━━━ Records shown

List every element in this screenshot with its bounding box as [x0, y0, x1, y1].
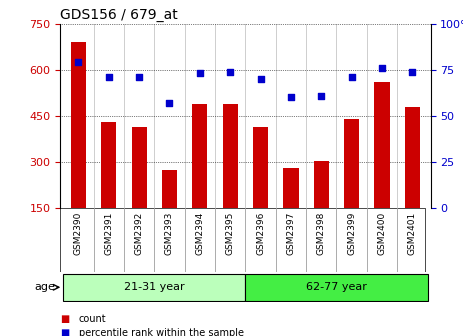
Bar	[344, 119, 359, 208]
Bar	[223, 103, 238, 208]
Text: count: count	[79, 314, 106, 324]
Text: GSM2393: GSM2393	[165, 212, 174, 255]
Bar	[405, 107, 420, 208]
Text: GSM2392: GSM2392	[135, 212, 144, 255]
Text: GSM2400: GSM2400	[377, 212, 387, 255]
Bar	[253, 127, 268, 208]
Point	[348, 74, 356, 80]
Bar	[162, 170, 177, 208]
Point	[409, 69, 416, 74]
Bar	[101, 122, 116, 208]
Point	[287, 95, 294, 100]
Text: 21-31 year: 21-31 year	[124, 282, 185, 292]
Text: 62-77 year: 62-77 year	[306, 282, 367, 292]
Text: GSM2394: GSM2394	[195, 212, 204, 255]
Text: age: age	[35, 282, 56, 292]
Bar	[131, 127, 147, 208]
Text: GSM2401: GSM2401	[408, 212, 417, 255]
Bar	[314, 161, 329, 208]
Bar	[375, 82, 389, 208]
Bar	[63, 274, 245, 301]
Point	[105, 74, 113, 80]
Bar	[192, 104, 207, 208]
Point	[75, 60, 82, 65]
Point	[166, 100, 173, 106]
Text: GSM2399: GSM2399	[347, 212, 356, 255]
Point	[378, 65, 386, 71]
Text: percentile rank within the sample: percentile rank within the sample	[79, 328, 244, 336]
Bar	[71, 42, 86, 208]
Point	[135, 74, 143, 80]
Point	[318, 93, 325, 98]
Text: ■: ■	[60, 314, 69, 324]
Text: GSM2396: GSM2396	[256, 212, 265, 255]
Point	[196, 71, 204, 76]
Point	[257, 76, 264, 82]
Text: GSM2395: GSM2395	[225, 212, 235, 255]
Text: GDS156 / 679_at: GDS156 / 679_at	[60, 8, 178, 23]
Text: ■: ■	[60, 328, 69, 336]
Point	[226, 69, 234, 74]
Text: GSM2391: GSM2391	[104, 212, 113, 255]
Text: GSM2397: GSM2397	[287, 212, 295, 255]
Bar	[283, 168, 299, 208]
Text: GSM2398: GSM2398	[317, 212, 326, 255]
Bar	[245, 274, 427, 301]
Text: GSM2390: GSM2390	[74, 212, 83, 255]
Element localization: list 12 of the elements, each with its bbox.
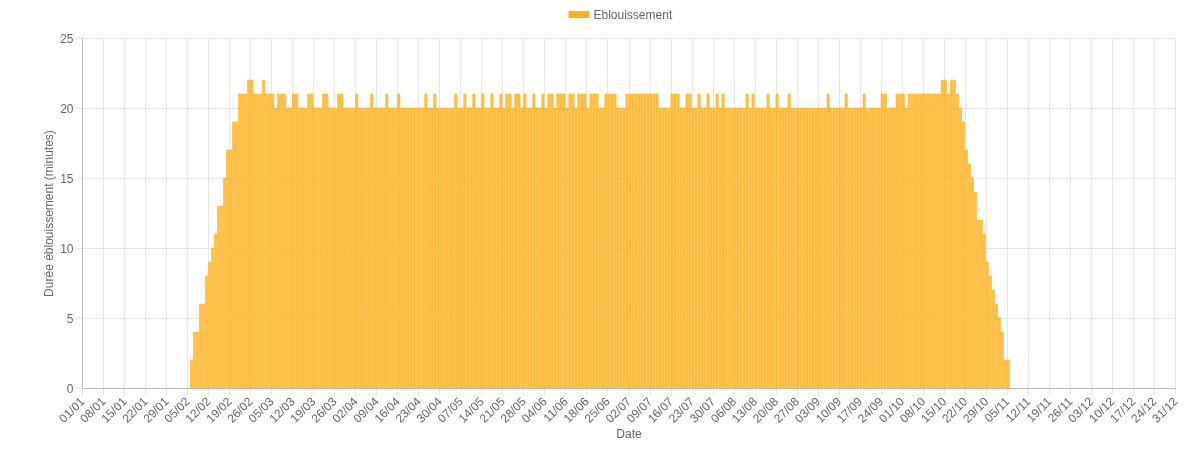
y-tick-label: 20	[60, 101, 74, 116]
y-tick-label: 15	[60, 171, 74, 186]
legend-label: Eblouissement	[593, 7, 673, 22]
y-tick-label: 0	[66, 381, 74, 396]
bar	[199, 303, 203, 389]
bar	[193, 331, 197, 389]
y-tick-label: 25	[60, 31, 74, 46]
y-tick-label: 10	[60, 241, 74, 256]
y-axis-title: Durée éblouissement (minutes)	[42, 130, 57, 297]
x-axis-title: Date	[616, 426, 642, 441]
bar	[1006, 359, 1010, 389]
y-tick-label: 5	[66, 311, 74, 326]
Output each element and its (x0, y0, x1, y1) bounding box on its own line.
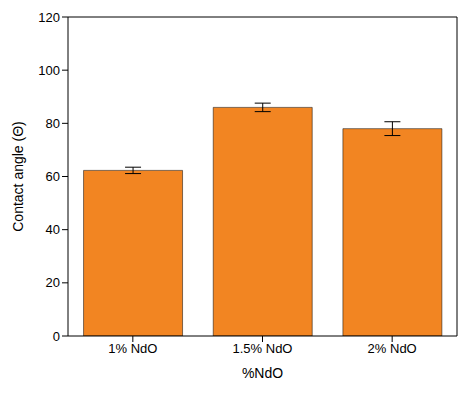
svg-text:80: 80 (46, 116, 60, 131)
svg-text:0: 0 (53, 329, 60, 344)
svg-text:%NdO: %NdO (242, 365, 283, 381)
svg-text:2% NdO: 2% NdO (368, 341, 417, 356)
svg-text:60: 60 (46, 169, 60, 184)
svg-text:1.5% NdO: 1.5% NdO (233, 341, 293, 356)
svg-text:Contact angle (Θ): Contact angle (Θ) (10, 121, 26, 232)
svg-text:120: 120 (38, 10, 60, 25)
svg-text:40: 40 (46, 222, 60, 237)
svg-text:100: 100 (38, 63, 60, 78)
svg-text:1% NdO: 1% NdO (108, 341, 157, 356)
svg-text:20: 20 (46, 275, 60, 290)
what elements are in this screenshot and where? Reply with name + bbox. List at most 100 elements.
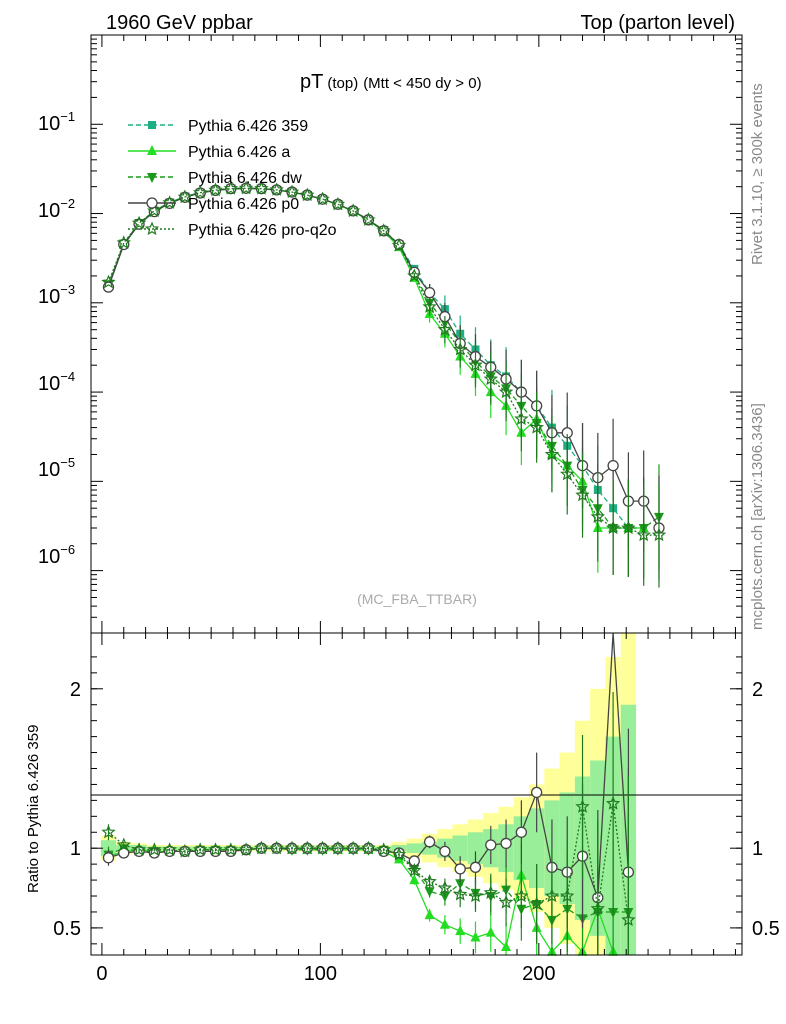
legend-item-dw: Pythia 6.426 dw — [128, 170, 302, 187]
ytick-label-1e-6: 10−6 — [38, 542, 75, 568]
point-proq2o — [330, 196, 346, 211]
series-line-dw — [107, 187, 660, 529]
series-p0 — [102, 182, 665, 581]
main-panel: 10−1 10−2 10−3 10−4 10−5 10−6 pT (top) (Mt… — [38, 34, 743, 634]
point-proq2o — [529, 420, 544, 434]
ratio-point-p0 — [439, 845, 451, 858]
point-p0 — [423, 286, 436, 299]
series-a — [103, 182, 649, 579]
ratio-point-proq2o — [483, 885, 498, 900]
point-proq2o — [376, 223, 391, 238]
xtick-label: 100 — [304, 963, 337, 985]
ratio-point-proq2o — [575, 799, 590, 813]
chart-title-sub: (top) — [327, 75, 358, 92]
point-proq2o — [238, 180, 254, 195]
ratio-point-p0 — [515, 826, 528, 838]
ratio-point-proq2o — [529, 896, 544, 911]
ratio-point-proq2o — [300, 840, 315, 855]
point-proq2o — [468, 357, 483, 372]
point-proq2o — [605, 520, 621, 535]
ratio-ytick-label-right: 0.5 — [752, 918, 780, 940]
legend-label-p0: Pythia 6.426 p0 — [188, 196, 299, 213]
point-proq2o — [636, 527, 651, 542]
point-proq2o — [101, 274, 116, 289]
point-proq2o — [254, 181, 269, 195]
point-proq2o — [391, 237, 407, 252]
ratio-point-proq2o — [101, 824, 116, 839]
point-proq2o — [269, 182, 284, 196]
ratio-point-a — [485, 926, 496, 937]
ratio-bands — [100, 633, 637, 955]
point-proq2o — [621, 520, 636, 535]
ratio-ylabel: Ratio to Pythia 6.426 359 — [25, 725, 42, 893]
legend-item-s359: Pythia 6.426 359 — [128, 118, 308, 135]
legend-marker-s359 — [148, 121, 156, 129]
legend-label-dw: Pythia 6.426 dw — [188, 170, 302, 187]
ratio-point-proq2o — [238, 842, 254, 856]
main-series — [101, 180, 667, 588]
legend-item-a: Pythia 6.426 a — [128, 144, 290, 161]
x-tick-labels: 0 100 200 — [96, 963, 555, 985]
ratio-point-p0 — [423, 836, 436, 848]
ratio-point-a — [470, 931, 481, 942]
ratio-point-p0 — [469, 861, 482, 873]
series-line-p0 — [107, 187, 660, 529]
series-line-a — [107, 188, 644, 529]
legend-marker-proq2o — [144, 221, 160, 236]
legend-marker-a — [147, 145, 157, 155]
main-ytick-labels: 10−1 10−2 10−3 10−4 10−5 10−6 — [38, 109, 75, 568]
point-proq2o — [208, 182, 223, 197]
point-proq2o — [177, 189, 193, 204]
point-proq2o — [223, 181, 238, 195]
ratio-ticks: 0.5 0.5 1 1 2 2 — [53, 633, 780, 955]
chart-title-main: pT — [300, 71, 323, 93]
ratio-series — [101, 632, 636, 956]
point-proq2o — [361, 212, 376, 227]
ratio-point-a — [424, 909, 435, 920]
point-proq2o — [437, 322, 453, 336]
point-proq2o — [514, 411, 529, 426]
ratio-ytick-label-right: 1 — [752, 838, 763, 860]
ratio-point-proq2o — [590, 901, 605, 915]
point-proq2o — [422, 299, 437, 313]
ratio-series-proq2o — [101, 691, 636, 955]
ratio-ytick-label: 2 — [70, 679, 81, 701]
ratio-frame — [90, 632, 743, 956]
band-green — [452, 835, 468, 861]
legend-label-s359: Pythia 6.426 359 — [188, 118, 308, 135]
ratio-line-p0 — [108, 632, 630, 898]
point-proq2o — [651, 527, 667, 542]
point-proq2o — [131, 215, 147, 230]
ratio-point-proq2o — [376, 842, 391, 856]
legend-label-proq2o: Pythia 6.426 pro-q2o — [188, 222, 337, 239]
ratio-point-a — [501, 941, 512, 952]
ratio-point-proq2o — [605, 796, 621, 810]
ratio-point-proq2o — [407, 862, 422, 877]
ratio-panel: 0.5 0.5 1 1 2 2 Ratio to Pythia 6.426 359 — [25, 632, 780, 956]
legend: Pythia 6.426 359 Pythia 6.426 a Pythia 6.4… — [128, 118, 337, 239]
ratio-point-proq2o — [315, 840, 330, 855]
point-proq2o — [162, 195, 177, 209]
ytick-label-1e-4: 10−4 — [38, 369, 75, 395]
ratio-point-proq2o — [468, 888, 483, 903]
ratio-point-a — [439, 918, 450, 929]
ratio-point-proq2o — [453, 886, 468, 901]
ratio-point-p0 — [454, 863, 466, 875]
ratio-point-proq2o — [498, 894, 514, 909]
ratio-point-proq2o — [361, 840, 376, 855]
ytick-label-1e-3: 10−3 — [38, 282, 75, 308]
xtick-label: 200 — [522, 963, 555, 985]
mcplots-label: mcplots.cern.ch [arXiv:1306.3436] — [749, 403, 766, 630]
series-dw — [103, 184, 664, 579]
ratio-point-proq2o — [131, 842, 147, 856]
ratio-point-proq2o — [162, 842, 177, 856]
ratio-point-proq2o — [223, 842, 238, 856]
ratio-point-proq2o — [422, 874, 437, 888]
series-line-s359 — [107, 187, 629, 529]
legend-label-a: Pythia 6.426 a — [188, 144, 290, 161]
point-proq2o — [147, 203, 162, 218]
point-proq2o — [498, 384, 514, 399]
ratio-point-proq2o — [254, 840, 269, 855]
ratio-point-p0 — [500, 837, 512, 850]
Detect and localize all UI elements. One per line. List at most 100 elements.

━━━━━━

Reproduce, unchanged, everything in the records from the line containing "101, 74, 116]" down to the line containing "241, 74, 256]", including both of those lines.

• The output:
y-tick-label: 20	[60, 101, 74, 116]
y-tick-label: 15	[60, 171, 74, 186]
legend-label: Eblouissement	[593, 7, 673, 22]
y-tick-label: 0	[66, 381, 74, 396]
bar	[199, 303, 203, 389]
bar	[193, 331, 197, 389]
y-tick-label: 25	[60, 31, 74, 46]
y-tick-label: 10	[60, 241, 74, 256]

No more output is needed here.